● **SOURCE EXCERPT**
• • •
On Oct. 20, the Financial Accounting Standards Board (FASB) issued a proposal (the Proposal) that would make targeted improvements to the Leases standard. The Proposal focuses on three issues that have been identified by the FASB through its post-implementation review of the Leases standard. The three issues are:

  • Issue 1 - Sales-type leases with variable lease payments (lessors only),
  • Issue 2 - Option to remeasure the lease liability (lessees only), and
  • Issue 3 - Modifications reducing the scope of the lease contract (both lessees and lessors).

Of interest to Nareit members operating as equity REITs is the third issue. If a master lease agreement or a lease containing multiple elements like floors of a building is partially terminated, existing lease guidance requires the lease contract to be accounted for as a lease modification. The Proposal would simplify existing lease guidance to avoid applying lease modification guidance to the remaining portion of the lease agreement that continues to be in place.

If you are interested in participating in a task force that will evaluate the Proposal and consider whether Nareit should develop a comment letter, please complete this form by Oct. 30. Comments are due to the FASB by Dec. 4.

Sales-type leases with variable lease payments (Lessors only)

For lessors, the Proposal would amend lease classification requirements for leases in which the lease payments are predominantly variable by requiring lessors to classify and account for those leases as operating leases. The Proposal is intended to mitigate the risk that lessors recognize losses at lease commencement for sales-type leases that are expected to be profitable; thereby more faithfully representing the economics underlying the lease.
• • •
[Data entries]

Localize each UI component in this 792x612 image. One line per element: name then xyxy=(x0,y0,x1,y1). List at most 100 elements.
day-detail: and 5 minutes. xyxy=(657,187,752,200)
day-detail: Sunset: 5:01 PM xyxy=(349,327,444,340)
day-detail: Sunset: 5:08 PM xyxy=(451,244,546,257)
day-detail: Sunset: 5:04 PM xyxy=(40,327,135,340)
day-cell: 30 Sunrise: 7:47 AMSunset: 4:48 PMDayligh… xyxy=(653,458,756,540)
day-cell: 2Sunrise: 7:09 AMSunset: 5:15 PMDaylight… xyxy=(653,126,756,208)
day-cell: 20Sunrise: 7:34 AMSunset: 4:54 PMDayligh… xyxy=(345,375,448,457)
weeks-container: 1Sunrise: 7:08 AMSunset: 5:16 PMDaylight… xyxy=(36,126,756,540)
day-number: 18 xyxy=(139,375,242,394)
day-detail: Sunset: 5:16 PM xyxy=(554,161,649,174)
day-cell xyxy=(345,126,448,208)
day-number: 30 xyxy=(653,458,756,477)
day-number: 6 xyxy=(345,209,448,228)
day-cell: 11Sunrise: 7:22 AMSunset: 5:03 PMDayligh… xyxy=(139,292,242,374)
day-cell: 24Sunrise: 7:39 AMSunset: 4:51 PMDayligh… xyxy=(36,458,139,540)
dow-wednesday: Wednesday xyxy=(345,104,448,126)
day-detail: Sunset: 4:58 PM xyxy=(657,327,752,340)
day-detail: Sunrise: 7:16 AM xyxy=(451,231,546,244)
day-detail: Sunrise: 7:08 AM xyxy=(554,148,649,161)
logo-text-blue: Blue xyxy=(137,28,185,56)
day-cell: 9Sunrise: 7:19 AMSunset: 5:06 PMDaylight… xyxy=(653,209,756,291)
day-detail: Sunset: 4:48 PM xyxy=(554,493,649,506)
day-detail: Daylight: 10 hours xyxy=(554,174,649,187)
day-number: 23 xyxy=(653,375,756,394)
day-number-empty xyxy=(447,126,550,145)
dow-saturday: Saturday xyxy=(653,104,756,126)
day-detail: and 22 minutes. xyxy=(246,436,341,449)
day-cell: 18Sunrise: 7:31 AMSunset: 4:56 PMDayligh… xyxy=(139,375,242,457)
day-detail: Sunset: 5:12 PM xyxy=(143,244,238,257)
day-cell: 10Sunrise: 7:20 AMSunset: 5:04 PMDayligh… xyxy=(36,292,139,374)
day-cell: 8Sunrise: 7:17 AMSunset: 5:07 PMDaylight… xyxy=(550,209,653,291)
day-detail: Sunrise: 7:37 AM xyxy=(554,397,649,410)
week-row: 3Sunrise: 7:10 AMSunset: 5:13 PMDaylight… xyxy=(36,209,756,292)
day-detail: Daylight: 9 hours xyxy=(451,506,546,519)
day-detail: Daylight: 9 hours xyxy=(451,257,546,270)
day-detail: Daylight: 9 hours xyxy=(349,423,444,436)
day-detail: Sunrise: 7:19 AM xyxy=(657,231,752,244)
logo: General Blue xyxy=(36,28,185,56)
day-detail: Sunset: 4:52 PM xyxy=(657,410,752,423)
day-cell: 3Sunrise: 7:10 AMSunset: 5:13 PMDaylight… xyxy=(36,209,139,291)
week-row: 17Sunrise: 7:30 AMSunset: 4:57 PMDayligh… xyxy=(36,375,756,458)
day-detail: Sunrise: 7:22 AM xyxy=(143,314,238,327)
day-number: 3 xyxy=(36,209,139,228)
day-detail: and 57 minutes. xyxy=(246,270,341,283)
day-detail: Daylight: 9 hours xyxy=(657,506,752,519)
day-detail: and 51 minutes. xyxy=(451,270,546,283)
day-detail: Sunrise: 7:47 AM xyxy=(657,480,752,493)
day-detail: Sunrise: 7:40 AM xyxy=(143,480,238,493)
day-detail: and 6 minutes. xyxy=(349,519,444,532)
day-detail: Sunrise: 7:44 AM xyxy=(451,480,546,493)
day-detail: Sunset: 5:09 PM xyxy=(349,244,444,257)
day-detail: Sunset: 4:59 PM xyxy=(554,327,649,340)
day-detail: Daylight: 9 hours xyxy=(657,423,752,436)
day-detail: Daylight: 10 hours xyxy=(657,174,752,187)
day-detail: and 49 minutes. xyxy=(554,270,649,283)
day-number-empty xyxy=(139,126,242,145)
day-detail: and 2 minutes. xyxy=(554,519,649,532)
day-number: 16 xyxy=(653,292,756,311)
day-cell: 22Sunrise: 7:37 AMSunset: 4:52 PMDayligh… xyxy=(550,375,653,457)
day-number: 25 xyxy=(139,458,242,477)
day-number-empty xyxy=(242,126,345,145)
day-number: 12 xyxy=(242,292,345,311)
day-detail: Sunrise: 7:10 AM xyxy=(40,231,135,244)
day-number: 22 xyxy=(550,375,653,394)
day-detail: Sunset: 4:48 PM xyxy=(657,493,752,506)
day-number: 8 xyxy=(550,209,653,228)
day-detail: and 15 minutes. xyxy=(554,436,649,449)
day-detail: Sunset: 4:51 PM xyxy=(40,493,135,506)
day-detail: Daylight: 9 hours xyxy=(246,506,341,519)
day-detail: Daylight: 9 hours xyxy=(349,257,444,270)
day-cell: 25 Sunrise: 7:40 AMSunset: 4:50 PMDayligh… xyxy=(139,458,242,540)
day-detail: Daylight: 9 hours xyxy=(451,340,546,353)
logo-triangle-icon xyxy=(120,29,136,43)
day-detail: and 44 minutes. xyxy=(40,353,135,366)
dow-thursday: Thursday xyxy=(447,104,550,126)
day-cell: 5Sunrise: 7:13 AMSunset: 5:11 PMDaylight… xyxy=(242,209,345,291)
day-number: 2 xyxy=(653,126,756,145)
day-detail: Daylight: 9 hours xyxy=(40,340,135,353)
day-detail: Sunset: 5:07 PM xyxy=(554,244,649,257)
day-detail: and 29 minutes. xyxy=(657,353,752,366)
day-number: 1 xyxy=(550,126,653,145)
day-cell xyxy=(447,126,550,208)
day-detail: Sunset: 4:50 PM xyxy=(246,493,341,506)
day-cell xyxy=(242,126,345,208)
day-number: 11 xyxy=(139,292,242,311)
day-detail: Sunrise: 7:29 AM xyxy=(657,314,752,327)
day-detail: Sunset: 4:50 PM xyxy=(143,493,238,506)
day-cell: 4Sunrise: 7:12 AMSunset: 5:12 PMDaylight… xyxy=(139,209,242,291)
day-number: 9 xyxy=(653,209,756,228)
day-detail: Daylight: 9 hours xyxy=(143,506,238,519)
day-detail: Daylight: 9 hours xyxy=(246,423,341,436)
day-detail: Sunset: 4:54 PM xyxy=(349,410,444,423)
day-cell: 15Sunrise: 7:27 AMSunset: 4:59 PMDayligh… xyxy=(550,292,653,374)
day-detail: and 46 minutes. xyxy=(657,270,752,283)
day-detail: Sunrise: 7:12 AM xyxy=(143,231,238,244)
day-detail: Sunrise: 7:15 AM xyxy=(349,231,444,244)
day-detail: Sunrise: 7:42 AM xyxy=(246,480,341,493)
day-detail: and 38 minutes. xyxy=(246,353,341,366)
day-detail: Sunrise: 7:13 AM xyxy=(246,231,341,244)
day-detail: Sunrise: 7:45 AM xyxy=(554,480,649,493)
• • •
● **TASKS AND EXERCISES**
A - Please reproduce the entire note on the FASB leases proposal word for word, without any changes.
B - Return the data entries verbatim, beginning with the first line of the data entries and continuing through the line containing "day-cell xyxy=(345,126,448,208)", with both of those lines included.

● **ANSWER LIST**
A -
On Oct. 20, the Financial Accounting Standards Board (FASB) issued a proposal (the Proposal) that would make targeted improvements to the Leases standard. The Proposal focuses on three issues that have been identified by the FASB through its post-implementation review of the Leases standard. The three issues are:

  • Issue 1 - Sales-type leases with variable lease payments (lessors only),
  • Issue 2 - Option to remeasure the lease liability (lessees only), and
  • Issue 3 - Modifications reducing the scope of the lease contract (both lessees and lessors).

Of interest to Nareit members operating as equity REITs is the third issue. If a master lease agreement or a lease containing multiple elements like floors of a building is partially terminated, existing lease guidance requires the lease contract to be accounted for as a lease modification. The Proposal would simplify existing lease guidance to avoid applying lease modification guidance to the remaining portion of the lease agreement that continues to be in place.

If you are interested in participating in a task force that will evaluate the Proposal and consider whether Nareit should develop a comment letter, please complete this form by Oct. 30. Comments are due to the FASB by Dec. 4.

Sales-type leases with variable lease payments (Lessors only)

For lessors, the Proposal would amend lease classification requirements for leases in which the lease payments are predominantly variable by requiring lessors to classify and account for those leases as operating leases. The Proposal is intended to mitigate the risk that lessors recognize losses at lease commencement for sales-type leases that are expected to be profitable; thereby more faithfully representing the economics underlying the lease.

B -
Localize each UI component in this 792x612 image. One line per element: name then xyxy=(x0,y0,x1,y1). List at most 100 elements.
day-detail: and 5 minutes. xyxy=(657,187,752,200)
day-detail: Sunset: 5:01 PM xyxy=(349,327,444,340)
day-detail: Sunset: 5:08 PM xyxy=(451,244,546,257)
day-detail: Sunset: 5:04 PM xyxy=(40,327,135,340)
day-cell: 30 Sunrise: 7:47 AMSunset: 4:48 PMDayligh… xyxy=(653,458,756,540)
day-cell: 2Sunrise: 7:09 AMSunset: 5:15 PMDaylight… xyxy=(653,126,756,208)
day-cell: 20Sunrise: 7:34 AMSunset: 4:54 PMDayligh… xyxy=(345,375,448,457)
weeks-container: 1Sunrise: 7:08 AMSunset: 5:16 PMDaylight… xyxy=(36,126,756,540)
day-number: 18 xyxy=(139,375,242,394)
day-detail: Sunset: 5:16 PM xyxy=(554,161,649,174)
day-cell xyxy=(345,126,448,208)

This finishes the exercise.